#### What needs to be done:
Reproduce every entry exactly as shown.

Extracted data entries
▬▬▬▬▬▬
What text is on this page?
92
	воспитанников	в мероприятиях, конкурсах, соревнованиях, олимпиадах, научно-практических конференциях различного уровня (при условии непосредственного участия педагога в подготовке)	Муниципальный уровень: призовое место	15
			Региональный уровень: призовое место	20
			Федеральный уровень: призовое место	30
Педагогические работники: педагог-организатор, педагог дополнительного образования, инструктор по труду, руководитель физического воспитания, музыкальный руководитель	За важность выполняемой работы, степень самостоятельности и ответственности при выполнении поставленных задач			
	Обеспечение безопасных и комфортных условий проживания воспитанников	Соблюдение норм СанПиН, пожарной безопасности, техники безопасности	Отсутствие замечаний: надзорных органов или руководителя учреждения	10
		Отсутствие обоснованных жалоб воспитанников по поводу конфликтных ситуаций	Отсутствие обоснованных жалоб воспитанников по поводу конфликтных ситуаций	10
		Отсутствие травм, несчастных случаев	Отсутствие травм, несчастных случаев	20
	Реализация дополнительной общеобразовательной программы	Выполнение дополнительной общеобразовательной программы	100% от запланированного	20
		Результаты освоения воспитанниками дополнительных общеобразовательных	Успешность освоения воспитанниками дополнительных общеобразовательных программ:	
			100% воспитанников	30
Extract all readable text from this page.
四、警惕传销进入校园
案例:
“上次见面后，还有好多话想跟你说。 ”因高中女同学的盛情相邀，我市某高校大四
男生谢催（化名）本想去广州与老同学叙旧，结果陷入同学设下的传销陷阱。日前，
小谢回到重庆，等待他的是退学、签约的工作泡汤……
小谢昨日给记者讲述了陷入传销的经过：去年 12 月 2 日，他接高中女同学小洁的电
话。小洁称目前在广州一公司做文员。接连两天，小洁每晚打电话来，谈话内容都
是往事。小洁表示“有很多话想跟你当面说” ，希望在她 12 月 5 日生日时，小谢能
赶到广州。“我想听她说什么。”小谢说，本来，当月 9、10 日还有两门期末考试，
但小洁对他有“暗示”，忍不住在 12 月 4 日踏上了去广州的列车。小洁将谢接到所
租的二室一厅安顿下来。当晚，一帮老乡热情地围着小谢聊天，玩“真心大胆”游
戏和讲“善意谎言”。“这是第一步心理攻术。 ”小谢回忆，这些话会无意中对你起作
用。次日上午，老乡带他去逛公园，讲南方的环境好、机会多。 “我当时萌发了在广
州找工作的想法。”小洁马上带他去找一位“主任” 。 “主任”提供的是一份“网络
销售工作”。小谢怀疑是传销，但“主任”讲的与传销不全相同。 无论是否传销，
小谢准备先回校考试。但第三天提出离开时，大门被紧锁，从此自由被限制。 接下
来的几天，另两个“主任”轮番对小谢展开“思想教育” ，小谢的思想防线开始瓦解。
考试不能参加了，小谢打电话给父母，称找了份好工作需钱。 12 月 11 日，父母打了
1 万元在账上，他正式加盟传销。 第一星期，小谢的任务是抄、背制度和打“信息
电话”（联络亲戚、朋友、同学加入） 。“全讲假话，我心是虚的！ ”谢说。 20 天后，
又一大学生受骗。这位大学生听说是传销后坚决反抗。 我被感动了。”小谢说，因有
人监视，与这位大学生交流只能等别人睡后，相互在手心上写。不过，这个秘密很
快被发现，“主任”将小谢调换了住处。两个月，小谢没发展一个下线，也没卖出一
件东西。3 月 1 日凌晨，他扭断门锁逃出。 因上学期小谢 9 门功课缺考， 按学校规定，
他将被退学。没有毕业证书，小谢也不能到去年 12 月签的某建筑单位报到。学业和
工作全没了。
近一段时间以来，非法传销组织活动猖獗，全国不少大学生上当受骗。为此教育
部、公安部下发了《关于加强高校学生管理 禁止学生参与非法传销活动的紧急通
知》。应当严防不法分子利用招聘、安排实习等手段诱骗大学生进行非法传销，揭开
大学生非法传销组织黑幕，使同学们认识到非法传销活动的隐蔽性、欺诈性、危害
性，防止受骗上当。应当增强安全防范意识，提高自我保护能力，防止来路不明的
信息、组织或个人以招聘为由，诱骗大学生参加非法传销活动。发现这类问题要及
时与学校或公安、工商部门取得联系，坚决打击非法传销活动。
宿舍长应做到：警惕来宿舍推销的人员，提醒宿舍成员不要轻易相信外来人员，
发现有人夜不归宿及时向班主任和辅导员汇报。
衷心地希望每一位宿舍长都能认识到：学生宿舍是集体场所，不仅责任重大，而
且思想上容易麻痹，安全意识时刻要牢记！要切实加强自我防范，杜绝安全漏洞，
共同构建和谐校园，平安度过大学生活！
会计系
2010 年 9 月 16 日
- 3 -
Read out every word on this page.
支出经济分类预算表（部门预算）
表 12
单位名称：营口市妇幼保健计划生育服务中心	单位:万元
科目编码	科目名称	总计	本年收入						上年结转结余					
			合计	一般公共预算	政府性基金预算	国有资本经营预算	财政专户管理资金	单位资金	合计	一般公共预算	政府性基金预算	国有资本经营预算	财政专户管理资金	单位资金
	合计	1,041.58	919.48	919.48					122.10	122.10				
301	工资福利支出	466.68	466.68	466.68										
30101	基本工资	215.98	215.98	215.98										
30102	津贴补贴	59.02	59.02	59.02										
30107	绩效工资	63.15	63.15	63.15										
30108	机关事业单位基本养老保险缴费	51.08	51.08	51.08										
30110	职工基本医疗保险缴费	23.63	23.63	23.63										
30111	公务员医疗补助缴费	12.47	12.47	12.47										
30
▬▬▬▬▬▬
#### Solved problem:
What text is on this page?
92
	воспитанников	в мероприятиях, конкурсах, соревнованиях, олимпиадах, научно-практических конференциях различного уровня (при условии непосредственного участия педагога в подготовке)	Муниципальный уровень: призовое место	15
			Региональный уровень: призовое место	20
			Федеральный уровень: призовое место	30
Педагогические работники: педагог-организатор, педагог дополнительного образования, инструктор по труду, руководитель физического воспитания, музыкальный руководитель	За важность выполняемой работы, степень самостоятельности и ответственности при выполнении поставленных задач			
	Обеспечение безопасных и комфортных условий проживания воспитанников	Соблюдение норм СанПиН, пожарной безопасности, техники безопасности	Отсутствие замечаний: надзорных органов или руководителя учреждения	10
		Отсутствие обоснованных жалоб воспитанников по поводу конфликтных ситуаций	Отсутствие обоснованных жалоб воспитанников по поводу конфликтных ситуаций	10
		Отсутствие травм, несчастных случаев	Отсутствие травм, несчастных случаев	20
	Реализация дополнительной общеобразовательной программы	Выполнение дополнительной общеобразовательной программы	100% от запланированного	20
		Результаты освоения воспитанниками дополнительных общеобразовательных	Успешность освоения воспитанниками дополнительных общеобразовательных программ:	
			100% воспитанников	30
Extract all readable text from this page.
四、警惕传销进入校园
案例:
“上次见面后，还有好多话想跟你说。 ”因高中女同学的盛情相邀，我市某高校大四
男生谢催（化名）本想去广州与老同学叙旧，结果陷入同学设下的传销陷阱。日前，
小谢回到重庆，等待他的是退学、签约的工作泡汤……
小谢昨日给记者讲述了陷入传销的经过：去年 12 月 2 日，他接高中女同学小洁的电
话。小洁称目前在广州一公司做文员。接连两天，小洁每晚打电话来，谈话内容都
是往事。小洁表示“有很多话想跟你当面说” ，希望在她 12 月 5 日生日时，小谢能
赶到广州。“我想听她说什么。”小谢说，本来，当月 9、10 日还有两门期末考试，
但小洁对他有“暗示”，忍不住在 12 月 4 日踏上了去广州的列车。小洁将谢接到所
租的二室一厅安顿下来。当晚，一帮老乡热情地围着小谢聊天，玩“真心大胆”游
戏和讲“善意谎言”。“这是第一步心理攻术。 ”小谢回忆，这些话会无意中对你起作
用。次日上午，老乡带他去逛公园，讲南方的环境好、机会多。 “我当时萌发了在广
州找工作的想法。”小洁马上带他去找一位“主任” 。 “主任”提供的是一份“网络
销售工作”。小谢怀疑是传销，但“主任”讲的与传销不全相同。 无论是否传销，
小谢准备先回校考试。但第三天提出离开时，大门被紧锁，从此自由被限制。 接下
来的几天，另两个“主任”轮番对小谢展开“思想教育” ，小谢的思想防线开始瓦解。
考试不能参加了，小谢打电话给父母，称找了份好工作需钱。 12 月 11 日，父母打了
1 万元在账上，他正式加盟传销。 第一星期，小谢的任务是抄、背制度和打“信息
电话”（联络亲戚、朋友、同学加入） 。“全讲假话，我心是虚的！ ”谢说。 20 天后，
又一大学生受骗。这位大学生听说是传销后坚决反抗。 我被感动了。”小谢说，因有
人监视，与这位大学生交流只能等别人睡后，相互在手心上写。不过，这个秘密很
快被发现，“主任”将小谢调换了住处。两个月，小谢没发展一个下线，也没卖出一
件东西。3 月 1 日凌晨，他扭断门锁逃出。 因上学期小谢 9 门功课缺考， 按学校规定，
他将被退学。没有毕业证书，小谢也不能到去年 12 月签的某建筑单位报到。学业和
工作全没了。
近一段时间以来，非法传销组织活动猖獗，全国不少大学生上当受骗。为此教育
部、公安部下发了《关于加强高校学生管理 禁止学生参与非法传销活动的紧急通
知》。应当严防不法分子利用招聘、安排实习等手段诱骗大学生进行非法传销，揭开
大学生非法传销组织黑幕，使同学们认识到非法传销活动的隐蔽性、欺诈性、危害
性，防止受骗上当。应当增强安全防范意识，提高自我保护能力，防止来路不明的
信息、组织或个人以招聘为由，诱骗大学生参加非法传销活动。发现这类问题要及
时与学校或公安、工商部门取得联系，坚决打击非法传销活动。
宿舍长应做到：警惕来宿舍推销的人员，提醒宿舍成员不要轻易相信外来人员，
发现有人夜不归宿及时向班主任和辅导员汇报。
衷心地希望每一位宿舍长都能认识到：学生宿舍是集体场所，不仅责任重大，而
且思想上容易麻痹，安全意识时刻要牢记！要切实加强自我防范，杜绝安全漏洞，
共同构建和谐校园，平安度过大学生活！
会计系
2010 年 9 月 16 日
- 3 -
Read out every word on this page.
支出经济分类预算表（部门预算）
表 12
单位名称：营口市妇幼保健计划生育服务中心	单位:万元
科目编码	科目名称	总计	本年收入						上年结转结余					
			合计	一般公共预算	政府性基金预算	国有资本经营预算	财政专户管理资金	单位资金	合计	一般公共预算	政府性基金预算	国有资本经营预算	财政专户管理资金	单位资金
	合计	1,041.58	919.48	919.48					122.10	122.10				
301	工资福利支出	466.68	466.68	466.68										
30101	基本工资	215.98	215.98	215.98										
30102	津贴补贴	59.02	59.02	59.02										
30107	绩效工资	63.15	63.15	63.15										
30108	机关事业单位基本养老保险缴费	51.08	51.08	51.08										
30110	职工基本医疗保险缴费	23.63	23.63	23.63										
30111	公务员医疗补助缴费	12.47	12.47	12.47										
30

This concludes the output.